- _DIRECTIONS_: Will you output all of the data below exactly, omitting the images?

- _TASK INPUTS_:
-----

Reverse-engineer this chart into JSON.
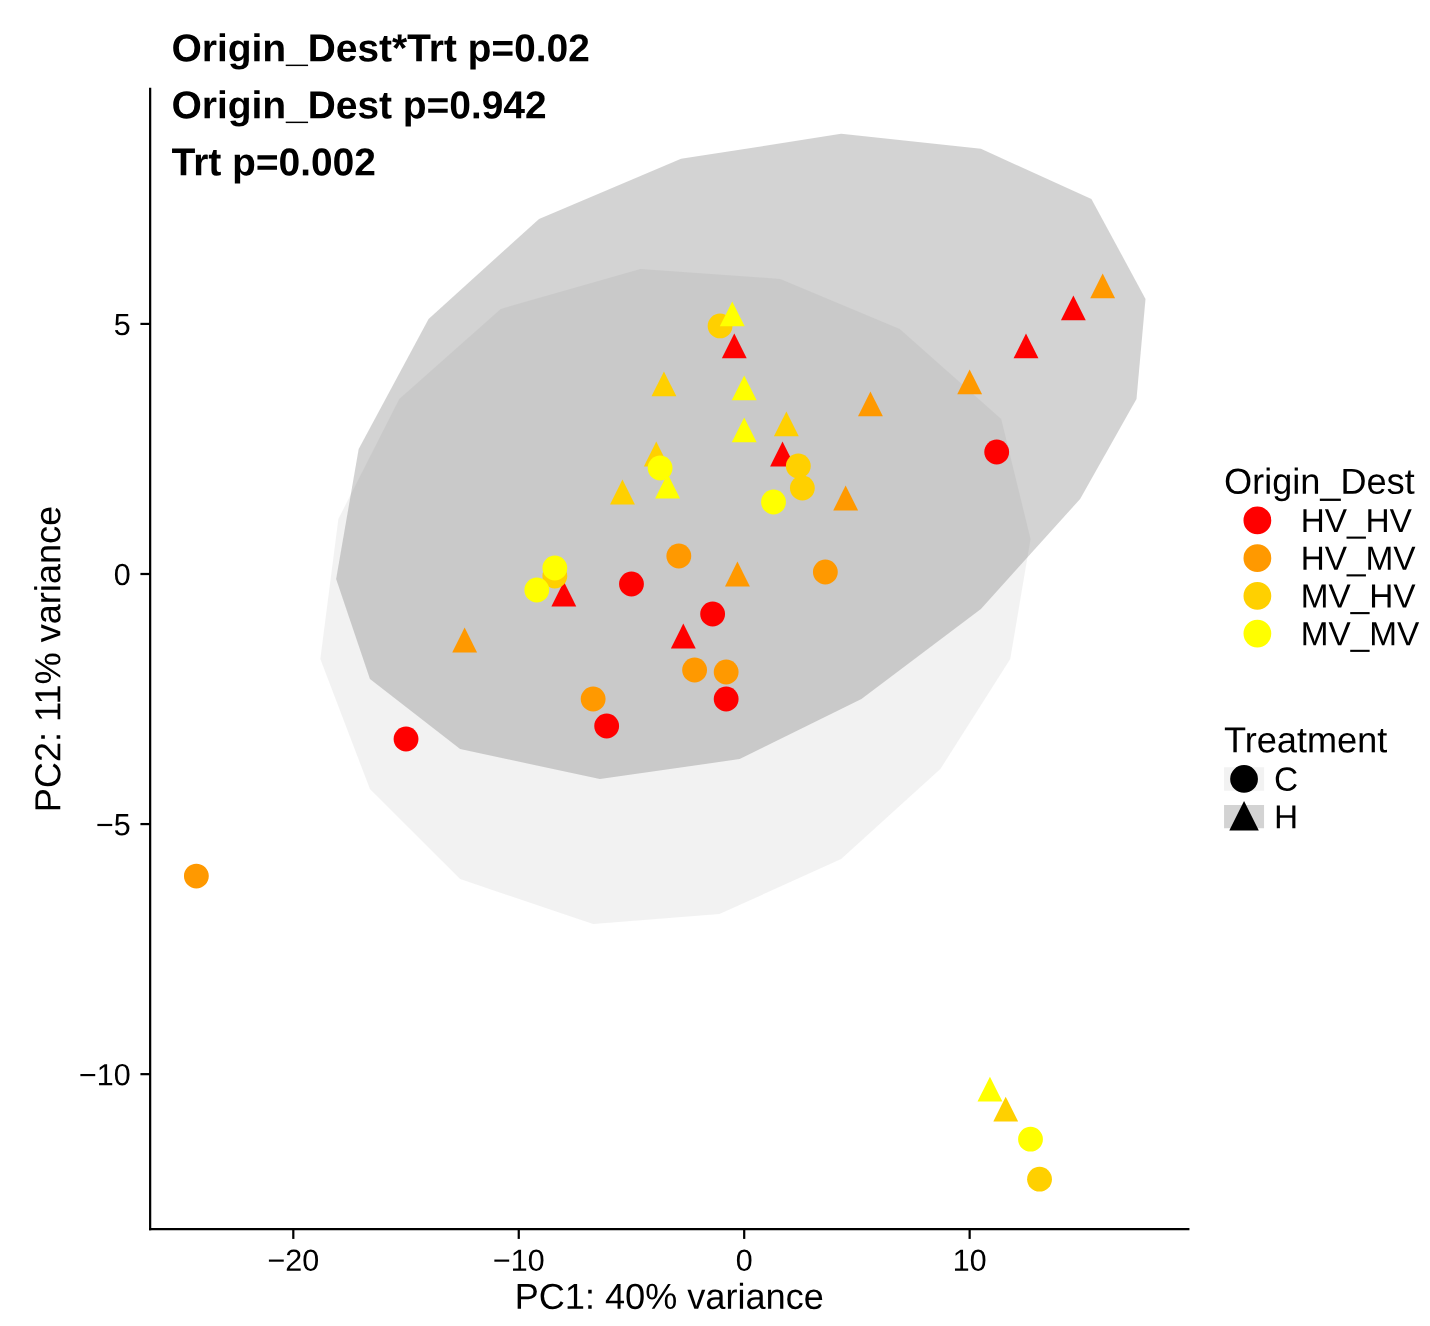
{
  "chart_data": {
    "type": "scatter",
    "annotations": [
      "Origin_Dest*Trt p=0.02",
      "Origin_Dest p=0.942",
      "Trt p=0.002"
    ],
    "xlabel": "PC1: 40% variance",
    "ylabel": "PC2: 11% variance",
    "xlim": [
      -26.35,
      19.7
    ],
    "ylim": [
      -13.1,
      9.7
    ],
    "xticks": [
      {
        "value": -20,
        "label": "−20"
      },
      {
        "value": -10,
        "label": "−10"
      },
      0,
      10
    ],
    "yticks": [
      {
        "value": -10,
        "label": "−10"
      },
      {
        "value": -5,
        "label": "−5"
      },
      0,
      5
    ],
    "grid": false,
    "legend": "right",
    "legend_title": [
      "Origin_Dest",
      "Treatment"
    ],
    "series": [
      {
        "type": "area",
        "name": "C",
        "color": "#cbcbcb",
        "x": [
          -18.8,
          -18.0,
          -15.3,
          -10.8,
          -4.6,
          1.6,
          6.9,
          11.4,
          12.7,
          11.8,
          8.7,
          4.3,
          -1.1,
          -6.7,
          -12.6,
          -16.6
        ],
        "values": [
          -1.7,
          1.1,
          3.5,
          5.3,
          6.1,
          5.9,
          4.9,
          3.1,
          0.7,
          -1.7,
          -3.9,
          -5.7,
          -6.8,
          -7.0,
          -6.1,
          -4.3
        ]
      },
      {
        "type": "area",
        "name": "H",
        "color": "#4f4f4f",
        "x": [
          -18.1,
          -17.1,
          -14.0,
          -9.1,
          -2.8,
          4.3,
          10.5,
          15.4,
          17.8,
          17.4,
          14.9,
          10.5,
          5.2,
          -0.2,
          -6.4,
          -12.6,
          -16.6
        ],
        "values": [
          -0.1,
          2.5,
          5.1,
          7.1,
          8.3,
          8.8,
          8.5,
          7.5,
          5.5,
          3.5,
          1.5,
          -0.7,
          -2.5,
          -3.7,
          -4.1,
          -3.5,
          -2.1
        ]
      },
      {
        "name": "HV_HV",
        "color": "#ff0000",
        "marker": "circle",
        "x": [
          -15.0,
          -6.1,
          -5.0,
          -1.4,
          -0.8,
          11.2
        ],
        "values": [
          -3.3,
          -3.04,
          -0.2,
          -0.8,
          -2.5,
          2.44
        ]
      },
      {
        "color": "#ff0000",
        "marker": "triangle",
        "x": [
          -8.0,
          -2.7,
          -0.44,
          1.7,
          12.5,
          14.6
        ],
        "values": [
          -0.4,
          -1.24,
          4.56,
          2.4,
          4.56,
          5.32
        ]
      },
      {
        "name": "HV_MV",
        "color": "#ff9900",
        "marker": "circle",
        "x": [
          -24.3,
          -6.7,
          -2.9,
          -2.2,
          -0.8,
          3.6
        ],
        "values": [
          -6.04,
          -2.5,
          0.36,
          -1.92,
          -1.96,
          0.04
        ]
      },
      {
        "color": "#ff9900",
        "marker": "triangle",
        "x": [
          -12.4,
          -0.3,
          4.5,
          5.6,
          10.0,
          15.9
        ],
        "values": [
          -1.32,
          0.0,
          1.52,
          3.4,
          3.84,
          5.76
        ]
      },
      {
        "name": "MV_HV",
        "color": "#ffd000",
        "marker": "circle",
        "x": [
          -8.4,
          -1.07,
          2.4,
          2.58,
          13.1
        ],
        "values": [
          -0.04,
          4.96,
          2.16,
          1.72,
          -12.1
        ]
      },
      {
        "color": "#ffd000",
        "marker": "triangle",
        "x": [
          -5.4,
          -3.9,
          -3.56,
          1.87,
          11.6
        ],
        "values": [
          1.64,
          2.4,
          3.8,
          3.0,
          -10.7
        ]
      },
      {
        "name": "MV_MV",
        "color": "#ffff00",
        "marker": "circle",
        "x": [
          -9.2,
          -8.4,
          -3.73,
          1.3,
          12.7
        ],
        "values": [
          -0.32,
          0.12,
          2.12,
          1.44,
          -11.3
        ]
      },
      {
        "color": "#ffff00",
        "marker": "triangle",
        "x": [
          -3.4,
          -0.53,
          0.0,
          0.0,
          10.9
        ],
        "values": [
          1.76,
          5.2,
          3.72,
          2.88,
          -10.3
        ]
      }
    ]
  }
}
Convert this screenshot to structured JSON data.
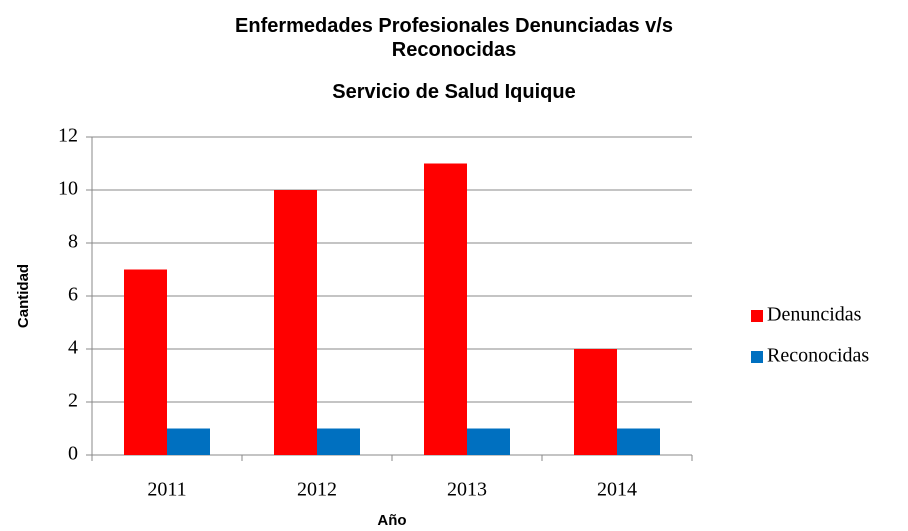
{
  "chart_data": {
    "type": "bar",
    "title": "Enfermedades Profesionales Denunciadas v/s Reconocidas",
    "subtitle": "Servicio de Salud Iquique",
    "x_label": "Año",
    "y_label": "Cantidad",
    "categories": [
      "2011",
      "2012",
      "2013",
      "2014"
    ],
    "series": [
      {
        "name": "Denuncidas",
        "color": "#ff0000",
        "values": [
          7,
          10,
          11,
          4
        ]
      },
      {
        "name": "Reconocidas",
        "color": "#0070c0",
        "values": [
          1,
          1,
          1,
          1
        ]
      }
    ],
    "ylim": [
      0,
      12
    ],
    "yticks": [
      0,
      2,
      4,
      6,
      8,
      10,
      12
    ],
    "grid": true,
    "legend": "right"
  }
}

-----

- _FINAL ANSWER_:
Reverse-engineer this chart into JSON.
{
  "chart_data": {
    "type": "scatter",
    "annotations": [
      "Origin_Dest*Trt p=0.02",
      "Origin_Dest p=0.942",
      "Trt p=0.002"
    ],
    "xlabel": "PC1: 40% variance",
    "ylabel": "PC2: 11% variance",
    "xlim": [
      -26.35,
      19.7
    ],
    "ylim": [
      -13.1,
      9.7
    ],
    "xticks": [
      {
        "value": -20,
        "label": "−20"
      },
      {
        "value": -10,
        "label": "−10"
      },
      0,
      10
    ],
    "yticks": [
      {
        "value": -10,
        "label": "−10"
      },
      {
        "value": -5,
        "label": "−5"
      },
      0,
      5
    ],
    "grid": false,
    "legend": "right",
    "legend_title": [
      "Origin_Dest",
      "Treatment"
    ],
    "series": [
      {
        "type": "area",
        "name": "C",
        "color": "#cbcbcb",
        "x": [
          -18.8,
          -18.0,
          -15.3,
          -10.8,
          -4.6,
          1.6,
          6.9,
          11.4,
          12.7,
          11.8,
          8.7,
          4.3,
          -1.1,
          -6.7,
          -12.6,
          -16.6
        ],
        "values": [
          -1.7,
          1.1,
          3.5,
          5.3,
          6.1,
          5.9,
          4.9,
          3.1,
          0.7,
          -1.7,
          -3.9,
          -5.7,
          -6.8,
          -7.0,
          -6.1,
          -4.3
        ]
      },
      {
        "type": "area",
        "name": "H",
        "color": "#4f4f4f",
        "x": [
          -18.1,
          -17.1,
          -14.0,
          -9.1,
          -2.8,
          4.3,
          10.5,
          15.4,
          17.8,
          17.4,
          14.9,
          10.5,
          5.2,
          -0.2,
          -6.4,
          -12.6,
          -16.6
        ],
        "values": [
          -0.1,
          2.5,
          5.1,
          7.1,
          8.3,
          8.8,
          8.5,
          7.5,
          5.5,
          3.5,
          1.5,
          -0.7,
          -2.5,
          -3.7,
          -4.1,
          -3.5,
          -2.1
        ]
      },
      {
        "name": "HV_HV",
        "color": "#ff0000",
        "marker": "circle",
        "x": [
          -15.0,
          -6.1,
          -5.0,
          -1.4,
          -0.8,
          11.2
        ],
        "values": [
          -3.3,
          -3.04,
          -0.2,
          -0.8,
          -2.5,
          2.44
        ]
      },
      {
        "color": "#ff0000",
        "marker": "triangle",
        "x": [
          -8.0,
          -2.7,
          -0.44,
          1.7,
          12.5,
          14.6
        ],
        "values": [
          -0.4,
          -1.24,
          4.56,
          2.4,
          4.56,
          5.32
        ]
      },
      {
        "name": "HV_MV",
        "color": "#ff9900",
        "marker": "circle",
        "x": [
          -24.3,
          -6.7,
          -2.9,
          -2.2,
          -0.8,
          3.6
        ],
        "values": [
          -6.04,
          -2.5,
          0.36,
          -1.92,
          -1.96,
          0.04
        ]
      },
      {
        "color": "#ff9900",
        "marker": "triangle",
        "x": [
          -12.4,
          -0.3,
          4.5,
          5.6,
          10.0,
          15.9
        ],
        "values": [
          -1.32,
          0.0,
          1.52,
          3.4,
          3.84,
          5.76
        ]
      },
      {
        "name": "MV_HV",
        "color": "#ffd000",
        "marker": "circle",
        "x": [
          -8.4,
          -1.07,
          2.4,
          2.58,
          13.1
        ],
        "values": [
          -0.04,
          4.96,
          2.16,
          1.72,
          -12.1
        ]
      },
      {
        "color": "#ffd000",
        "marker": "triangle",
        "x": [
          -5.4,
          -3.9,
          -3.56,
          1.87,
          11.6
        ],
        "values": [
          1.64,
          2.4,
          3.8,
          3.0,
          -10.7
        ]
      },
      {
        "name": "MV_MV",
        "color": "#ffff00",
        "marker": "circle",
        "x": [
          -9.2,
          -8.4,
          -3.73,
          1.3,
          12.7
        ],
        "values": [
          -0.32,
          0.12,
          2.12,
          1.44,
          -11.3
        ]
      },
      {
        "color": "#ffff00",
        "marker": "triangle",
        "x": [
          -3.4,
          -0.53,
          0.0,
          0.0,
          10.9
        ],
        "values": [
          1.76,
          5.2,
          3.72,
          2.88,
          -10.3
        ]
      }
    ]
  }
}
Convert this screenshot to structured JSON data.
{
  "chart_data": {
    "type": "bar",
    "title": "Enfermedades Profesionales Denunciadas v/s Reconocidas",
    "subtitle": "Servicio de Salud Iquique",
    "x_label": "Año",
    "y_label": "Cantidad",
    "categories": [
      "2011",
      "2012",
      "2013",
      "2014"
    ],
    "series": [
      {
        "name": "Denuncidas",
        "color": "#ff0000",
        "values": [
          7,
          10,
          11,
          4
        ]
      },
      {
        "name": "Reconocidas",
        "color": "#0070c0",
        "values": [
          1,
          1,
          1,
          1
        ]
      }
    ],
    "ylim": [
      0,
      12
    ],
    "yticks": [
      0,
      2,
      4,
      6,
      8,
      10,
      12
    ],
    "grid": true,
    "legend": "right"
  }
}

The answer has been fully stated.